■ **To be done**: Reproduce all the lines exactly as they stand, apart from the pictures.

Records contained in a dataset
* START *
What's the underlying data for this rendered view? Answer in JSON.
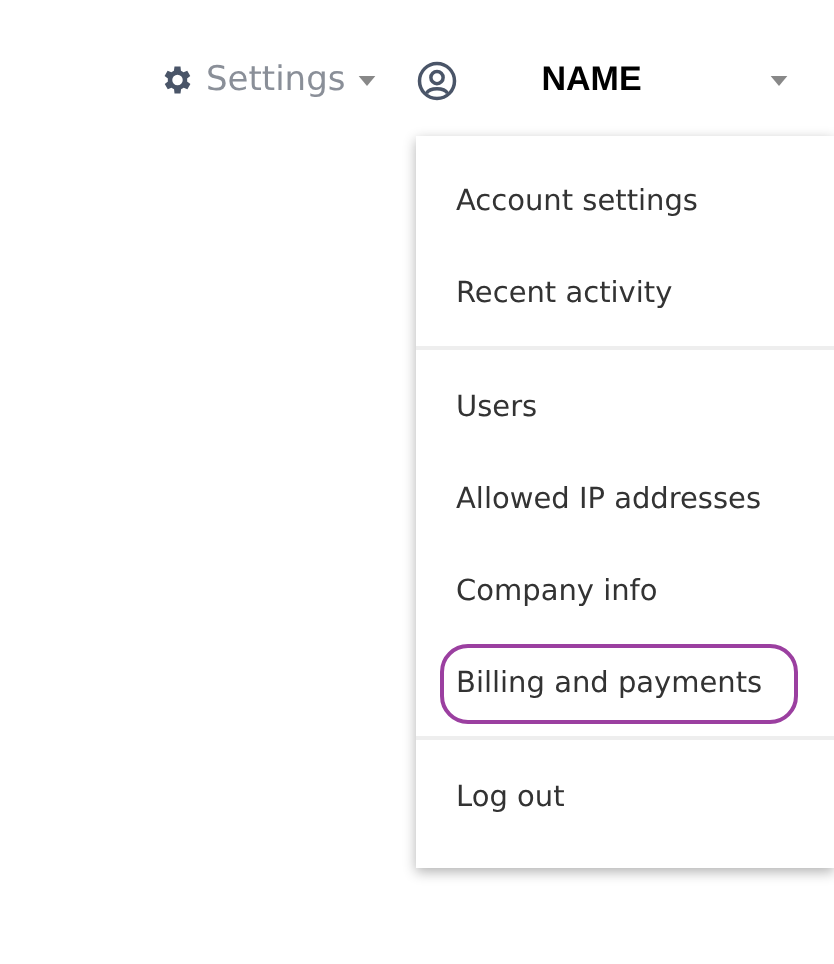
{
  "header": {
    "settings_label": "Settings",
    "user_name": "NAME"
  },
  "menu": {
    "groups": [
      {
        "items": [
          {
            "label": "Account settings",
            "highlighted": false
          },
          {
            "label": "Recent activity",
            "highlighted": false
          }
        ]
      },
      {
        "items": [
          {
            "label": "Users",
            "highlighted": false
          },
          {
            "label": "Allowed IP addresses",
            "highlighted": false
          },
          {
            "label": "Company info",
            "highlighted": false
          },
          {
            "label": "Billing and payments",
            "highlighted": true
          }
        ]
      },
      {
        "items": [
          {
            "label": "Log out",
            "highlighted": false
          }
        ]
      }
    ]
  }
}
* END *
■ **Exercise result**:
What's the underlying data for this rendered view? Answer in JSON.
{
  "header": {
    "settings_label": "Settings",
    "user_name": "NAME"
  },
  "menu": {
    "groups": [
      {
        "items": [
          {
            "label": "Account settings",
            "highlighted": false
          },
          {
            "label": "Recent activity",
            "highlighted": false
          }
        ]
      },
      {
        "items": [
          {
            "label": "Users",
            "highlighted": false
          },
          {
            "label": "Allowed IP addresses",
            "highlighted": false
          },
          {
            "label": "Company info",
            "highlighted": false
          },
          {
            "label": "Billing and payments",
            "highlighted": true
          }
        ]
      },
      {
        "items": [
          {
            "label": "Log out",
            "highlighted": false
          }
        ]
      }
    ]
  }
}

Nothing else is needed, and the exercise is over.